AVAILABLE DATA:
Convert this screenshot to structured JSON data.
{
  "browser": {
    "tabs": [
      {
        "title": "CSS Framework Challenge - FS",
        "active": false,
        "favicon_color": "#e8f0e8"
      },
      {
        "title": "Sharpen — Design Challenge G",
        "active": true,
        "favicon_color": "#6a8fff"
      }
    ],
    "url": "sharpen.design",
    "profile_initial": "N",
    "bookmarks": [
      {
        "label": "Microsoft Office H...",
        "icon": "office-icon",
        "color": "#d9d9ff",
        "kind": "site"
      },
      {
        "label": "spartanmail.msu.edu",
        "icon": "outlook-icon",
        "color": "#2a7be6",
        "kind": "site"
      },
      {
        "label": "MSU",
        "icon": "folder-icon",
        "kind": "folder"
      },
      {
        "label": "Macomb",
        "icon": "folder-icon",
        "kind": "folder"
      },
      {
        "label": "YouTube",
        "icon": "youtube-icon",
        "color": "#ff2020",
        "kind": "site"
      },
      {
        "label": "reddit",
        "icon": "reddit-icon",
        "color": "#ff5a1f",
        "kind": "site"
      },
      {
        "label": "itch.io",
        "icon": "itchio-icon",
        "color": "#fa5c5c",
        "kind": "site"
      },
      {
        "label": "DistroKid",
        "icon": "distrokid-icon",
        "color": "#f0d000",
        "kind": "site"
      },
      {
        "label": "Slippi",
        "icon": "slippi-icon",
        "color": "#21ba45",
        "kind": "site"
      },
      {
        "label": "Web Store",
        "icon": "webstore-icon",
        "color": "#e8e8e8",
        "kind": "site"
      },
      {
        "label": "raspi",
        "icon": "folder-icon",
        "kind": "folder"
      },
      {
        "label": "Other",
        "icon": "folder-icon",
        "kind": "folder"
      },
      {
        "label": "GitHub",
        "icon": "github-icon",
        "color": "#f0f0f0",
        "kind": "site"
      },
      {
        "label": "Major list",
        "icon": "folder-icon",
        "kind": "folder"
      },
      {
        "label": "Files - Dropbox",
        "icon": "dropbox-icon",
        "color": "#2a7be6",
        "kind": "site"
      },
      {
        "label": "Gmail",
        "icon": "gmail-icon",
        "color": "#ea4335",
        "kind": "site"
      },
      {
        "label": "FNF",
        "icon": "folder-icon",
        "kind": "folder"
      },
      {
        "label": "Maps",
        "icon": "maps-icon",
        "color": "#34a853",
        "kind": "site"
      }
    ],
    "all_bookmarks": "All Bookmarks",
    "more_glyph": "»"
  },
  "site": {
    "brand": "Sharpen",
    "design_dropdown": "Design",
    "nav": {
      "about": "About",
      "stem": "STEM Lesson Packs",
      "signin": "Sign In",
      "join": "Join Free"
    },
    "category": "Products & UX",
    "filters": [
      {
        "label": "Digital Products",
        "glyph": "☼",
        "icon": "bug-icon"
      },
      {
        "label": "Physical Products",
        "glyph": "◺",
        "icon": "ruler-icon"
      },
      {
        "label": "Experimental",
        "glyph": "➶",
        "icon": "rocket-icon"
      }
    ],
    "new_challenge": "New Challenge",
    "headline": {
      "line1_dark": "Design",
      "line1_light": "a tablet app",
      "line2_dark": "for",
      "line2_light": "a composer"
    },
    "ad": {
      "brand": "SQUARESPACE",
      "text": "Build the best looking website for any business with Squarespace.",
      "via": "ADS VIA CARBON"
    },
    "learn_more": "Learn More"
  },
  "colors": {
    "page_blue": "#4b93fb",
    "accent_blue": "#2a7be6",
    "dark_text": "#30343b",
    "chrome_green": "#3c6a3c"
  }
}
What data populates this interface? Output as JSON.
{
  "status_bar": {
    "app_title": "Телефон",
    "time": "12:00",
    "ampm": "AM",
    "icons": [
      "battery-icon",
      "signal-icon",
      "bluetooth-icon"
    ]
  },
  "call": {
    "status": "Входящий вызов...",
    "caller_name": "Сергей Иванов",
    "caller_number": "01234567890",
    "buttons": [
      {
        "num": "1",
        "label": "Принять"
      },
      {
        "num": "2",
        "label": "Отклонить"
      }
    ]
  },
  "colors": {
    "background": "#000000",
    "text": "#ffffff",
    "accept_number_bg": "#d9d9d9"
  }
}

GIVEN INSTRUCTION: Repeat all entries. Match them exactly.

WRITTEN SOLUTION:
Convert this screenshot to structured JSON data.
{
  "browser": {
    "tabs": [
      {
        "title": "CSS Framework Challenge - FS",
        "active": false,
        "favicon_color": "#e8f0e8"
      },
      {
        "title": "Sharpen — Design Challenge G",
        "active": true,
        "favicon_color": "#6a8fff"
      }
    ],
    "url": "sharpen.design",
    "profile_initial": "N",
    "bookmarks": [
      {
        "label": "Microsoft Office H...",
        "icon": "office-icon",
        "color": "#d9d9ff",
        "kind": "site"
      },
      {
        "label": "spartanmail.msu.edu",
        "icon": "outlook-icon",
        "color": "#2a7be6",
        "kind": "site"
      },
      {
        "label": "MSU",
        "icon": "folder-icon",
        "kind": "folder"
      },
      {
        "label": "Macomb",
        "icon": "folder-icon",
        "kind": "folder"
      },
      {
        "label": "YouTube",
        "icon": "youtube-icon",
        "color": "#ff2020",
        "kind": "site"
      },
      {
        "label": "reddit",
        "icon": "reddit-icon",
        "color": "#ff5a1f",
        "kind": "site"
      },
      {
        "label": "itch.io",
        "icon": "itchio-icon",
        "color": "#fa5c5c",
        "kind": "site"
      },
      {
        "label": "DistroKid",
        "icon": "distrokid-icon",
        "color": "#f0d000",
        "kind": "site"
      },
      {
        "label": "Slippi",
        "icon": "slippi-icon",
        "color": "#21ba45",
        "kind": "site"
      },
      {
        "label": "Web Store",
        "icon": "webstore-icon",
        "color": "#e8e8e8",
        "kind": "site"
      },
      {
        "label": "raspi",
        "icon": "folder-icon",
        "kind": "folder"
      },
      {
        "label": "Other",
        "icon": "folder-icon",
        "kind": "folder"
      },
      {
        "label": "GitHub",
        "icon": "github-icon",
        "color": "#f0f0f0",
        "kind": "site"
      },
      {
        "label": "Major list",
        "icon": "folder-icon",
        "kind": "folder"
      },
      {
        "label": "Files - Dropbox",
        "icon": "dropbox-icon",
        "color": "#2a7be6",
        "kind": "site"
      },
      {
        "label": "Gmail",
        "icon": "gmail-icon",
        "color": "#ea4335",
        "kind": "site"
      },
      {
        "label": "FNF",
        "icon": "folder-icon",
        "kind": "folder"
      },
      {
        "label": "Maps",
        "icon": "maps-icon",
        "color": "#34a853",
        "kind": "site"
      }
    ],
    "all_bookmarks": "All Bookmarks",
    "more_glyph": "»"
  },
  "site": {
    "brand": "Sharpen",
    "design_dropdown": "Design",
    "nav": {
      "about": "About",
      "stem": "STEM Lesson Packs",
      "signin": "Sign In",
      "join": "Join Free"
    },
    "category": "Products & UX",
    "filters": [
      {
        "label": "Digital Products",
        "glyph": "☼",
        "icon": "bug-icon"
      },
      {
        "label": "Physical Products",
        "glyph": "◺",
        "icon": "ruler-icon"
      },
      {
        "label": "Experimental",
        "glyph": "➶",
        "icon": "rocket-icon"
      }
    ],
    "new_challenge": "New Challenge",
    "headline": {
      "line1_dark": "Design",
      "line1_light": "a tablet app",
      "line2_dark": "for",
      "line2_light": "a composer"
    },
    "ad": {
      "brand": "SQUARESPACE",
      "text": "Build the best looking website for any business with Squarespace.",
      "via": "ADS VIA CARBON"
    },
    "learn_more": "Learn More"
  },
  "colors": {
    "page_blue": "#4b93fb",
    "accent_blue": "#2a7be6",
    "dark_text": "#30343b",
    "chrome_green": "#3c6a3c"
  }
}
What data populates this interface? Output as JSON.
{
  "status_bar": {
    "app_title": "Телефон",
    "time": "12:00",
    "ampm": "AM",
    "icons": [
      "battery-icon",
      "signal-icon",
      "bluetooth-icon"
    ]
  },
  "call": {
    "status": "Входящий вызов...",
    "caller_name": "Сергей Иванов",
    "caller_number": "01234567890",
    "buttons": [
      {
        "num": "1",
        "label": "Принять"
      },
      {
        "num": "2",
        "label": "Отклонить"
      }
    ]
  },
  "colors": {
    "background": "#000000",
    "text": "#ffffff",
    "accept_number_bg": "#d9d9d9"
  }
}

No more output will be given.